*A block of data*

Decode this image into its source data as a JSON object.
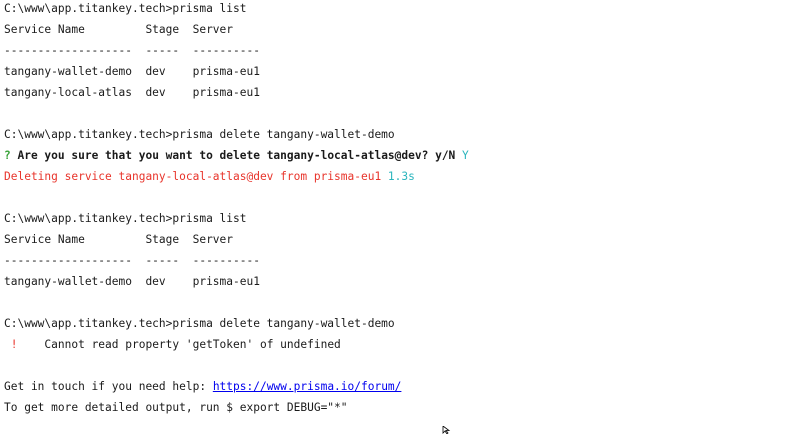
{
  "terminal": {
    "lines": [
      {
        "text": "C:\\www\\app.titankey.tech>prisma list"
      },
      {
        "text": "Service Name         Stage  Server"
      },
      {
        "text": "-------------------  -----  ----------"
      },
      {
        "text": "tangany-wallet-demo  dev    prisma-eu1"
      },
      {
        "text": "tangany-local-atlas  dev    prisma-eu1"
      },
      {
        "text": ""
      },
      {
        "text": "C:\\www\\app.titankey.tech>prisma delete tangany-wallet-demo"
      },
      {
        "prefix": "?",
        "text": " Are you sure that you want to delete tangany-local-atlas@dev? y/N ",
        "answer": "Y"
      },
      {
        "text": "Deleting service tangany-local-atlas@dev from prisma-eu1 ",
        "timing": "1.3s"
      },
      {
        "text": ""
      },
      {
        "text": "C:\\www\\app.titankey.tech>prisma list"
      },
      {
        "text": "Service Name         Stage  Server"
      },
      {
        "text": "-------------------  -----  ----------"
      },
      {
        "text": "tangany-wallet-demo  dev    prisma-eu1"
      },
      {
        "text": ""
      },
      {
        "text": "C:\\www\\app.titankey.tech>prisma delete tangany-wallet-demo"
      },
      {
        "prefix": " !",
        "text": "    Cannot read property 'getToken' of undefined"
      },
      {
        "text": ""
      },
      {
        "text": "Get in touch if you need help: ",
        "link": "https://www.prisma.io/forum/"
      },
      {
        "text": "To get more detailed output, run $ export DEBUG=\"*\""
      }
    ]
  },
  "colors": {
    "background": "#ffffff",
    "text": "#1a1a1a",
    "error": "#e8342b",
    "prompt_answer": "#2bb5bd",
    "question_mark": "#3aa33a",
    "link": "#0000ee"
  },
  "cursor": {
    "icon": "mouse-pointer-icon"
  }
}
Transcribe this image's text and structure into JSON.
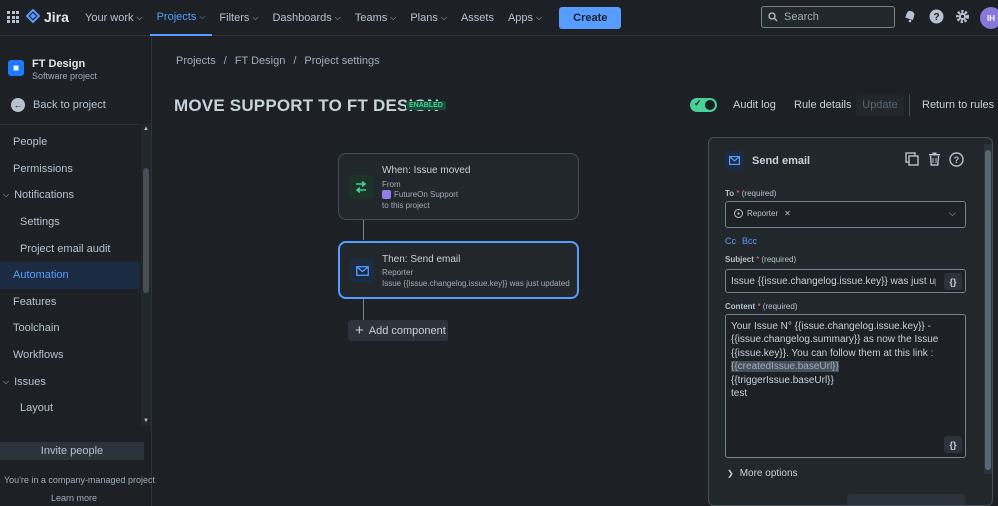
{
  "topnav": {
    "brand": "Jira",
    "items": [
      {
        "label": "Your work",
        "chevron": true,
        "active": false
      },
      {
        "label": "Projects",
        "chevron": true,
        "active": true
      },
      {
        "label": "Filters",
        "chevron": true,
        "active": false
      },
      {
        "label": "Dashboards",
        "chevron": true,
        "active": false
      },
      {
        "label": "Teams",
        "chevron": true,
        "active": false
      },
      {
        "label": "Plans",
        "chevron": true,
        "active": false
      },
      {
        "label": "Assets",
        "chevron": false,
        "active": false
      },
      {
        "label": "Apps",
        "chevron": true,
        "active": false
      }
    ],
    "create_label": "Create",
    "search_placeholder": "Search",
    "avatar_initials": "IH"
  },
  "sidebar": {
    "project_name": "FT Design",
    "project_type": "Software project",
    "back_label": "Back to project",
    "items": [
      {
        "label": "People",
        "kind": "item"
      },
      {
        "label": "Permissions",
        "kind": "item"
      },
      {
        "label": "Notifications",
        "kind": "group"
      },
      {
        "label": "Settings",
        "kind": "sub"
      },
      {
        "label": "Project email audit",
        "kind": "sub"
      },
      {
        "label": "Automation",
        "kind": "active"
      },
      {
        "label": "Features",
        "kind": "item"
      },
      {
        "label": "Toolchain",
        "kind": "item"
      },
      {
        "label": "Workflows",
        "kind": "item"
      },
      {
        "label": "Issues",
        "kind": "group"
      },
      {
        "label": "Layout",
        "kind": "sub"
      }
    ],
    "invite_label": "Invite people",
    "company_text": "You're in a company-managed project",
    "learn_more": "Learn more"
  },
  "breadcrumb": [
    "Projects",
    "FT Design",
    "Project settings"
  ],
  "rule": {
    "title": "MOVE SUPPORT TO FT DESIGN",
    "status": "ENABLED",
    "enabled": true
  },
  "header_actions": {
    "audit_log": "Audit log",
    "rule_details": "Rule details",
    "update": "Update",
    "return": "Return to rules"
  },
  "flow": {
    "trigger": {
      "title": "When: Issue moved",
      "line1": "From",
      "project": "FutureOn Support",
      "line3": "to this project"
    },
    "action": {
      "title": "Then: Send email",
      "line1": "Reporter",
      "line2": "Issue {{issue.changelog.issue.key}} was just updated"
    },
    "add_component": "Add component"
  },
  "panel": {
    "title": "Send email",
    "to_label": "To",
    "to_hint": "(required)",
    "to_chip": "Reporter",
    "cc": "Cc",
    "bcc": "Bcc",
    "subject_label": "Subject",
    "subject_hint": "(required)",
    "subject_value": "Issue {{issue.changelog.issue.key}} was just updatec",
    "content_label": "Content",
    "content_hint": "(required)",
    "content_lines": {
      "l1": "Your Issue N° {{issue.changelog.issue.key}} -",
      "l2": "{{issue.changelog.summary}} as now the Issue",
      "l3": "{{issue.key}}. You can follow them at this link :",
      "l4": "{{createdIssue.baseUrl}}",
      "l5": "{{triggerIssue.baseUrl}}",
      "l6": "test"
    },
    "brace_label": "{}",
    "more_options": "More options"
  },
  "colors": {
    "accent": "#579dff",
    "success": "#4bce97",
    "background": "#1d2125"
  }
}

*Task instructions*
Search the material above for "atlas". Pull out each line where it shows up.

*Exercise response*
        "text": "tangany-local-atlas  dev    prisma-eu1"
        "text": " Are you sure that you want to delete tangany-local-atlas@dev? y/N ",
        "text": "Deleting service tangany-local-atlas@dev from prisma-eu1 ",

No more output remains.